■ **Goal**
Every line below must be reproduced exactly. Copy them all.

--

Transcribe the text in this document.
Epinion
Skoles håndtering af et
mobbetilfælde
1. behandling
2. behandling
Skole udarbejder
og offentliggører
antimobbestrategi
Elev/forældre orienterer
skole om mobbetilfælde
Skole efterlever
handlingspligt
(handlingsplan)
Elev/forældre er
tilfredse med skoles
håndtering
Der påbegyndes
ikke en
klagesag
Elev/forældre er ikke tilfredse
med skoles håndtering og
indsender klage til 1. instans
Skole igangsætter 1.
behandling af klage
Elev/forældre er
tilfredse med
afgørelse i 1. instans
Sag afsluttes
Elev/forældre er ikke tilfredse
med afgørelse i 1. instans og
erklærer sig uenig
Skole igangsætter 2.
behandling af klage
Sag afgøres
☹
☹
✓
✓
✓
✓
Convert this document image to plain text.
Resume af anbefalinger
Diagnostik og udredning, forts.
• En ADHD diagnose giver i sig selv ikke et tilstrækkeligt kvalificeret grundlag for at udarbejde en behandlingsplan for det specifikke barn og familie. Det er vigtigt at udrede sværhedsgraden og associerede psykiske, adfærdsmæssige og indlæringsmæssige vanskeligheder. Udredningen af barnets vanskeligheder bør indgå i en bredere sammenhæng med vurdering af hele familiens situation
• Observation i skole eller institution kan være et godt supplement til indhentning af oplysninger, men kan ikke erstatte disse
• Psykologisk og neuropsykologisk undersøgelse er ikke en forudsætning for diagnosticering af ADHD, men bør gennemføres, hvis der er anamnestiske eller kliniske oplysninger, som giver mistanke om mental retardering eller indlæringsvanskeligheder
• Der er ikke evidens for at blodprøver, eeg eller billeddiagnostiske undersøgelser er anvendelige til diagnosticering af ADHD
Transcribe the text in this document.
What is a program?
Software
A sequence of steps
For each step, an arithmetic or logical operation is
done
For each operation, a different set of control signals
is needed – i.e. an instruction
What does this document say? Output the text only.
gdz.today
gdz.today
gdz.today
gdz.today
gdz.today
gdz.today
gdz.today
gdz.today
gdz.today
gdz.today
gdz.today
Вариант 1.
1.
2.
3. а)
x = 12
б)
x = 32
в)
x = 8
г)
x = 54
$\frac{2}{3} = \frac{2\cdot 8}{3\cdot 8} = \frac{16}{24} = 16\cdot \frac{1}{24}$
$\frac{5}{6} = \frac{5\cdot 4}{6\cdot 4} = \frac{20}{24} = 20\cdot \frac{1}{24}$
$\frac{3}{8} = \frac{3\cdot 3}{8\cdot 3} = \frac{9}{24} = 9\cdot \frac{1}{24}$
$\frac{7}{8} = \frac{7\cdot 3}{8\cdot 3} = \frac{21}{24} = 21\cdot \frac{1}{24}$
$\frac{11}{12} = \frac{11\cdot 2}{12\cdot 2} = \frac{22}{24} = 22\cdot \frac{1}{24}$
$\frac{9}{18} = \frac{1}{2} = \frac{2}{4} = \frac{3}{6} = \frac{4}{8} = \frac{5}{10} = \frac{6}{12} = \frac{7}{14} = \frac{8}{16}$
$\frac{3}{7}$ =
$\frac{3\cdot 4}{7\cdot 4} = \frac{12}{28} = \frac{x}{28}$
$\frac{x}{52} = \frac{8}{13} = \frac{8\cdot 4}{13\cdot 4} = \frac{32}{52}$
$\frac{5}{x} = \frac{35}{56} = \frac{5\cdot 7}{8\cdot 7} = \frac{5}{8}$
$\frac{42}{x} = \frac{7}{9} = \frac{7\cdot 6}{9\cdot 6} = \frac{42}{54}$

--

■ **Output for this task**
Transcribe the text in this document.
Epinion
Skoles håndtering af et
mobbetilfælde
1. behandling
2. behandling
Skole udarbejder
og offentliggører
antimobbestrategi
Elev/forældre orienterer
skole om mobbetilfælde
Skole efterlever
handlingspligt
(handlingsplan)
Elev/forældre er
tilfredse med skoles
håndtering
Der påbegyndes
ikke en
klagesag
Elev/forældre er ikke tilfredse
med skoles håndtering og
indsender klage til 1. instans
Skole igangsætter 1.
behandling af klage
Elev/forældre er
tilfredse med
afgørelse i 1. instans
Sag afsluttes
Elev/forældre er ikke tilfredse
med afgørelse i 1. instans og
erklærer sig uenig
Skole igangsætter 2.
behandling af klage
Sag afgøres
☹
☹
✓
✓
✓
✓
Convert this document image to plain text.
Resume af anbefalinger
Diagnostik og udredning, forts.
• En ADHD diagnose giver i sig selv ikke et tilstrækkeligt kvalificeret grundlag for at udarbejde en behandlingsplan for det specifikke barn og familie. Det er vigtigt at udrede sværhedsgraden og associerede psykiske, adfærdsmæssige og indlæringsmæssige vanskeligheder. Udredningen af barnets vanskeligheder bør indgå i en bredere sammenhæng med vurdering af hele familiens situation
• Observation i skole eller institution kan være et godt supplement til indhentning af oplysninger, men kan ikke erstatte disse
• Psykologisk og neuropsykologisk undersøgelse er ikke en forudsætning for diagnosticering af ADHD, men bør gennemføres, hvis der er anamnestiske eller kliniske oplysninger, som giver mistanke om mental retardering eller indlæringsvanskeligheder
• Der er ikke evidens for at blodprøver, eeg eller billeddiagnostiske undersøgelser er anvendelige til diagnosticering af ADHD
Transcribe the text in this document.
What is a program?
Software
A sequence of steps
For each step, an arithmetic or logical operation is
done
For each operation, a different set of control signals
is needed – i.e. an instruction
What does this document say? Output the text only.
gdz.today
gdz.today
gdz.today
gdz.today
gdz.today
gdz.today
gdz.today
gdz.today
gdz.today
gdz.today
gdz.today
Вариант 1.
1.
2.
3. а)
x = 12
б)
x = 32
в)
x = 8
г)
x = 54
$\frac{2}{3} = \frac{2\cdot 8}{3\cdot 8} = \frac{16}{24} = 16\cdot \frac{1}{24}$
$\frac{5}{6} = \frac{5\cdot 4}{6\cdot 4} = \frac{20}{24} = 20\cdot \frac{1}{24}$
$\frac{3}{8} = \frac{3\cdot 3}{8\cdot 3} = \frac{9}{24} = 9\cdot \frac{1}{24}$
$\frac{7}{8} = \frac{7\cdot 3}{8\cdot 3} = \frac{21}{24} = 21\cdot \frac{1}{24}$
$\frac{11}{12} = \frac{11\cdot 2}{12\cdot 2} = \frac{22}{24} = 22\cdot \frac{1}{24}$
$\frac{9}{18} = \frac{1}{2} = \frac{2}{4} = \frac{3}{6} = \frac{4}{8} = \frac{5}{10} = \frac{6}{12} = \frac{7}{14} = \frac{8}{16}$
$\frac{3}{7}$ =
$\frac{3\cdot 4}{7\cdot 4} = \frac{12}{28} = \frac{x}{28}$
$\frac{x}{52} = \frac{8}{13} = \frac{8\cdot 4}{13\cdot 4} = \frac{32}{52}$
$\frac{5}{x} = \frac{35}{56} = \frac{5\cdot 7}{8\cdot 7} = \frac{5}{8}$
$\frac{42}{x} = \frac{7}{9} = \frac{7\cdot 6}{9\cdot 6} = \frac{42}{54}$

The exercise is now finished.